▼
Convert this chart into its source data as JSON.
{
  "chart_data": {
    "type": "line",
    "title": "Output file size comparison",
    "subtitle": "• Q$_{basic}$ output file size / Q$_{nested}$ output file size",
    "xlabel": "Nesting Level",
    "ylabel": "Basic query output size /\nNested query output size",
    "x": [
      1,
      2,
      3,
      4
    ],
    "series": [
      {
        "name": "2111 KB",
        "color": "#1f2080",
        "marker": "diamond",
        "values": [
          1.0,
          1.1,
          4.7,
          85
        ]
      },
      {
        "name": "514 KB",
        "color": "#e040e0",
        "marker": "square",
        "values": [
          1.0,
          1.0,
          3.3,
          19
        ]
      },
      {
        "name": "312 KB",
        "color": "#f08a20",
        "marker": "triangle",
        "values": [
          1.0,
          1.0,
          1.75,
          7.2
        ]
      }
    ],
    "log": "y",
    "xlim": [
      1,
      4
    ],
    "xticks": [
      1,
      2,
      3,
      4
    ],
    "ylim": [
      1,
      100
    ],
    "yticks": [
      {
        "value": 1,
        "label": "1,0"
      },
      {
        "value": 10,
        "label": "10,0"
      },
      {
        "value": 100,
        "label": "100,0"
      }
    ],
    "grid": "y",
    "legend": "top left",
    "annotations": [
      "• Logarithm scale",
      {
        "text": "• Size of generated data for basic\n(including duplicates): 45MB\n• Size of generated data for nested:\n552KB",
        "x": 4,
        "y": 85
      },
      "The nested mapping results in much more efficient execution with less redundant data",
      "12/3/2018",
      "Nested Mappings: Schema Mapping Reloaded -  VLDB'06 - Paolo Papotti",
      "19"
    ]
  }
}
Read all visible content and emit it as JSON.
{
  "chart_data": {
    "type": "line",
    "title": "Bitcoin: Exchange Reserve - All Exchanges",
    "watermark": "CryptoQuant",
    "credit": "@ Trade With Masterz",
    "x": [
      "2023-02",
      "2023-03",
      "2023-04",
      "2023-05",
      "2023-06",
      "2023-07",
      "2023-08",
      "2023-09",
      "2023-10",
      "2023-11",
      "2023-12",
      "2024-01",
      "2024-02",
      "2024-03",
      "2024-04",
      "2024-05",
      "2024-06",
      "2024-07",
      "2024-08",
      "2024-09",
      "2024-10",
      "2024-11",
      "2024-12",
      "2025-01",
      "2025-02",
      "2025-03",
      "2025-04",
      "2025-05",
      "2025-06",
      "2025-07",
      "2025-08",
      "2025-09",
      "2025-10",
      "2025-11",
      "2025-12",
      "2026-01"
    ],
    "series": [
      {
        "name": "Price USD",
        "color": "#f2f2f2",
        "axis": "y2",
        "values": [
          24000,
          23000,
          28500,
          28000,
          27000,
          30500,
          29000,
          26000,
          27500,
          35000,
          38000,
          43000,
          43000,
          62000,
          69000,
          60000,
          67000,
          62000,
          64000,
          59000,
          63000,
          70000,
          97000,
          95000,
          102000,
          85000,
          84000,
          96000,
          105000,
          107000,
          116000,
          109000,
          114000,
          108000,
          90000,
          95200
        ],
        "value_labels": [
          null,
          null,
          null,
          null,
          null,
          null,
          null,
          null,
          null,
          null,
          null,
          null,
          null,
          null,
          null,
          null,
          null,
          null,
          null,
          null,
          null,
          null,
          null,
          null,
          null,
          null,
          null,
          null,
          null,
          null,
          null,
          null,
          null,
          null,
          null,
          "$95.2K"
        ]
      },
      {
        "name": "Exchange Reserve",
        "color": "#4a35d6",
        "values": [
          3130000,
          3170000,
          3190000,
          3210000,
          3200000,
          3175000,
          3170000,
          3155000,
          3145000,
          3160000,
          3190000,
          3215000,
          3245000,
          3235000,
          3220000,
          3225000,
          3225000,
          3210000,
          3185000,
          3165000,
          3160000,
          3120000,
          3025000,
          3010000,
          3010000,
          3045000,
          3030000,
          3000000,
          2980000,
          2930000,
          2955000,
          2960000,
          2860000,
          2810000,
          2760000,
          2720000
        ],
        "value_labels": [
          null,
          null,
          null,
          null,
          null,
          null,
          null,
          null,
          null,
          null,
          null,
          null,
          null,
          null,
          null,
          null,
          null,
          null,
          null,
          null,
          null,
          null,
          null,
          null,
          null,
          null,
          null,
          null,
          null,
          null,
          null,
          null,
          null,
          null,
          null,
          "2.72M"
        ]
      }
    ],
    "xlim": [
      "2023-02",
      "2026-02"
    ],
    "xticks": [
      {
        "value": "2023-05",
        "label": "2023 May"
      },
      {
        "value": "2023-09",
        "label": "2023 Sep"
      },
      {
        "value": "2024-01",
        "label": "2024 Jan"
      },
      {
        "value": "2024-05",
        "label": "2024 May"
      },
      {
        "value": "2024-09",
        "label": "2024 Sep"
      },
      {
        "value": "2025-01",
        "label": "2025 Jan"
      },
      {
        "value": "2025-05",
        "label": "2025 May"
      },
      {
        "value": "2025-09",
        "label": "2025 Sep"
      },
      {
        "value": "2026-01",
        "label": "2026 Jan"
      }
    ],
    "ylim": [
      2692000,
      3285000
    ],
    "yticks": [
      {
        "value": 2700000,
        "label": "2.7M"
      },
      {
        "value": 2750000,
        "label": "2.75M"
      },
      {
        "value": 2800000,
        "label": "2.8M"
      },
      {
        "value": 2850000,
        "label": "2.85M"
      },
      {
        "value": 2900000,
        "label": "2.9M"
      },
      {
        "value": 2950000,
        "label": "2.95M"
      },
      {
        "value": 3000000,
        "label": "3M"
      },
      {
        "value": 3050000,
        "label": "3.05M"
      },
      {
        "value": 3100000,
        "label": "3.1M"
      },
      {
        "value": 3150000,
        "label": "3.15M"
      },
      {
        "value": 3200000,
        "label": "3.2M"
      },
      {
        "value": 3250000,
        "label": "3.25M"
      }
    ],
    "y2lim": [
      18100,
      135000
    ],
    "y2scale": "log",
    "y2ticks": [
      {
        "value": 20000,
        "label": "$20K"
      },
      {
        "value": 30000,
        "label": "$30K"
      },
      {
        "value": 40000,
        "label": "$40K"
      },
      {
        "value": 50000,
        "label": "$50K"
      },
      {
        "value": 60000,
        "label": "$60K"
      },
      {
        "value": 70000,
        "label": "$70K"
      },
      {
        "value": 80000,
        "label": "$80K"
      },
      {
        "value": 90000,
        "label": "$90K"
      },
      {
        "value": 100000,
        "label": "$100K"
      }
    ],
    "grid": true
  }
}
▲
> **What needs to be done**:
Copy each line of the listing that holds the word "file".

> **Exercise output**:
    "title": "Output file size comparison",
    "subtitle": "• Q$_{basic}$ output file size / Q$_{nested}$ output file size",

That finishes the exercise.